Extracted records
======

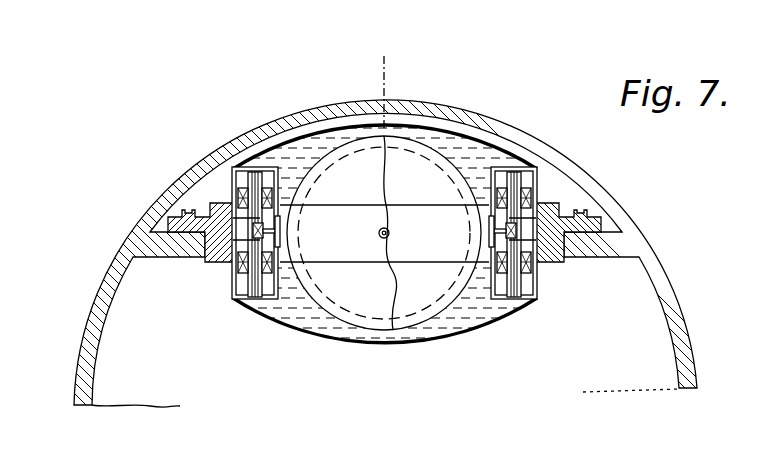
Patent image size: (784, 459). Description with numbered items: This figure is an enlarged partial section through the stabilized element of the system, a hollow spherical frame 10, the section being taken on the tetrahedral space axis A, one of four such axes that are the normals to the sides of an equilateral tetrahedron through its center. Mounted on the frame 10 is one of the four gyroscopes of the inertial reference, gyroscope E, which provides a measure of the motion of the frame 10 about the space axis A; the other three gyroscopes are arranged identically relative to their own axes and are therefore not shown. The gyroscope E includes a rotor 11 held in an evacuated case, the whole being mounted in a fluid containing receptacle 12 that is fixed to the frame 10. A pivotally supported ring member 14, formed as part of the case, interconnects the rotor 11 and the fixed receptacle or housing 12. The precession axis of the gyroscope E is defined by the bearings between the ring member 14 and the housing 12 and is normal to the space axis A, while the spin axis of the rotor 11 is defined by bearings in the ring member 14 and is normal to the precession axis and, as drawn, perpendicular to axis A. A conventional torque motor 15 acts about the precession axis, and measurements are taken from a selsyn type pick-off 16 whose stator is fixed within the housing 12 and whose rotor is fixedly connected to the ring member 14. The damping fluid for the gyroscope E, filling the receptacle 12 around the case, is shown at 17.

The hollow spherical frame 10 is at (96, 290).
The rotor 11 is at (432, 312).
The fluid containing receptacle 12 is at (503, 312).
The ring member 14 is at (344, 211).
The torque motor 15 is at (230, 190).
The selsyn type pick-off 16 is at (550, 184).
The damping fluid 17 is at (470, 148).
The gyroscope E is at (305, 339).
The tetrahedral space axis A is at (382, 81).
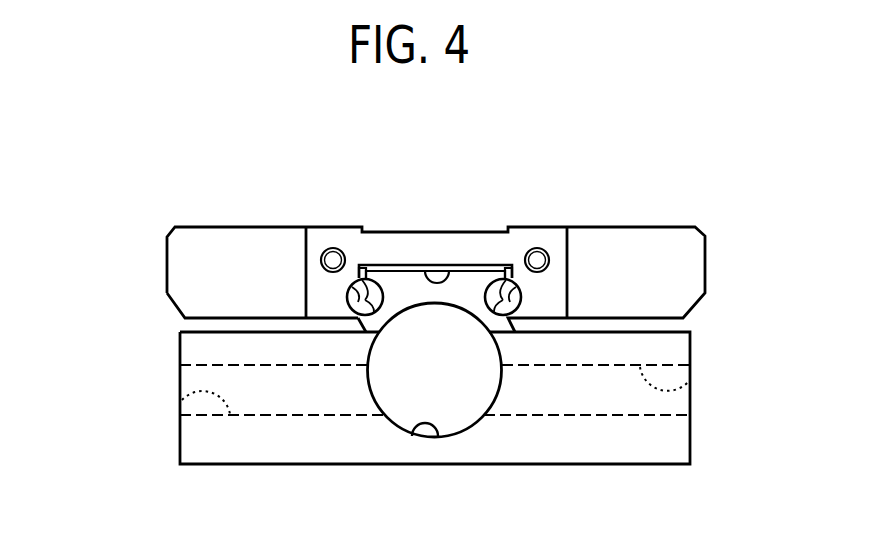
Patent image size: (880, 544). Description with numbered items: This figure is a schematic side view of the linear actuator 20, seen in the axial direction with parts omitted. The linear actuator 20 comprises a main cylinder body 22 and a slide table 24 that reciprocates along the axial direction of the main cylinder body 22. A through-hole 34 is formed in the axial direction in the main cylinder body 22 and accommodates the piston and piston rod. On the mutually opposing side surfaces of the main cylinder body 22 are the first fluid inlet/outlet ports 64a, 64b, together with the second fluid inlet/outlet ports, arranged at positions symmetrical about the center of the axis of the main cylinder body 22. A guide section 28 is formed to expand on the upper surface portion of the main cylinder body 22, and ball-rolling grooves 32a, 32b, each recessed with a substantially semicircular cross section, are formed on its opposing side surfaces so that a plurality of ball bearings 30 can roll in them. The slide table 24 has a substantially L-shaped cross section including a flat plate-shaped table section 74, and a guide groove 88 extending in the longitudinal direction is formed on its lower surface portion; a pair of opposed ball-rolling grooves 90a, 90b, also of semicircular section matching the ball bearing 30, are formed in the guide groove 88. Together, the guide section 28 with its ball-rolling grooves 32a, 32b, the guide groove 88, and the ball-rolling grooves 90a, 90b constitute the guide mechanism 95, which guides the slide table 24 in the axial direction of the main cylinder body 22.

The linear actuator 20 is at (671, 116).
The main cylinder body 22 is at (434, 431).
The slide table 24 is at (436, 247).
The guide section 28 is at (403, 287).
The ball bearings 30 is at (435, 321).
The ball-rolling groove 32a is at (372, 277).
The ball-rolling groove 32b is at (513, 277).
The through-hole 34 is at (442, 438).
The first fluid inlet/outlet port 64a is at (180, 401).
The first fluid inlet/outlet port 64b is at (697, 377).
The table section 74 is at (225, 246).
The guide groove 88 is at (453, 264).
The ball-rolling groove 90a is at (344, 308).
The ball-rolling groove 90b is at (524, 308).
The guide mechanism 95 is at (466, 216).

======

Directions for this task » Write out every line of the data above word for word, leaving out the pictures.

Result for this task »
Patent image size: (784, 459). Description with numbered items: This figure is an enlarged partial section through the stabilized element of the system, a hollow spherical frame 10, the section being taken on the tetrahedral space axis A, one of four such axes that are the normals to the sides of an equilateral tetrahedron through its center. Mounted on the frame 10 is one of the four gyroscopes of the inertial reference, gyroscope E, which provides a measure of the motion of the frame 10 about the space axis A; the other three gyroscopes are arranged identically relative to their own axes and are therefore not shown. The gyroscope E includes a rotor 11 held in an evacuated case, the whole being mounted in a fluid containing receptacle 12 that is fixed to the frame 10. A pivotally supported ring member 14, formed as part of the case, interconnects the rotor 11 and the fixed receptacle or housing 12. The precession axis of the gyroscope E is defined by the bearings between the ring member 14 and the housing 12 and is normal to the space axis A, while the spin axis of the rotor 11 is defined by bearings in the ring member 14 and is normal to the precession axis and, as drawn, perpendicular to axis A. A conventional torque motor 15 acts about the precession axis, and measurements are taken from a selsyn type pick-off 16 whose stator is fixed within the housing 12 and whose rotor is fixedly connected to the ring member 14. The damping fluid for the gyroscope E, filling the receptacle 12 around the case, is shown at 17.

The hollow spherical frame 10 is at (96, 290).
The rotor 11 is at (432, 312).
The fluid containing receptacle 12 is at (503, 312).
The ring member 14 is at (344, 211).
The torque motor 15 is at (230, 190).
The selsyn type pick-off 16 is at (550, 184).
The damping fluid 17 is at (470, 148).
The gyroscope E is at (305, 339).
The tetrahedral space axis A is at (382, 81).
Patent image size: (880, 544). Description with numbered items: This figure is a schematic side view of the linear actuator 20, seen in the axial direction with parts omitted. The linear actuator 20 comprises a main cylinder body 22 and a slide table 24 that reciprocates along the axial direction of the main cylinder body 22. A through-hole 34 is formed in the axial direction in the main cylinder body 22 and accommodates the piston and piston rod. On the mutually opposing side surfaces of the main cylinder body 22 are the first fluid inlet/outlet ports 64a, 64b, together with the second fluid inlet/outlet ports, arranged at positions symmetrical about the center of the axis of the main cylinder body 22. A guide section 28 is formed to expand on the upper surface portion of the main cylinder body 22, and ball-rolling grooves 32a, 32b, each recessed with a substantially semicircular cross section, are formed on its opposing side surfaces so that a plurality of ball bearings 30 can roll in them. The slide table 24 has a substantially L-shaped cross section including a flat plate-shaped table section 74, and a guide groove 88 extending in the longitudinal direction is formed on its lower surface portion; a pair of opposed ball-rolling grooves 90a, 90b, also of semicircular section matching the ball bearing 30, are formed in the guide groove 88. Together, the guide section 28 with its ball-rolling grooves 32a, 32b, the guide groove 88, and the ball-rolling grooves 90a, 90b constitute the guide mechanism 95, which guides the slide table 24 in the axial direction of the main cylinder body 22.

The linear actuator 20 is at (671, 116).
The main cylinder body 22 is at (434, 431).
The slide table 24 is at (436, 247).
The guide section 28 is at (403, 287).
The ball bearings 30 is at (435, 321).
The ball-rolling groove 32a is at (372, 277).
The ball-rolling groove 32b is at (513, 277).
The through-hole 34 is at (442, 438).
The first fluid inlet/outlet port 64a is at (180, 401).
The first fluid inlet/outlet port 64b is at (697, 377).
The table section 74 is at (225, 246).
The guide groove 88 is at (453, 264).
The ball-rolling groove 90a is at (344, 308).
The ball-rolling groove 90b is at (524, 308).
The guide mechanism 95 is at (466, 216).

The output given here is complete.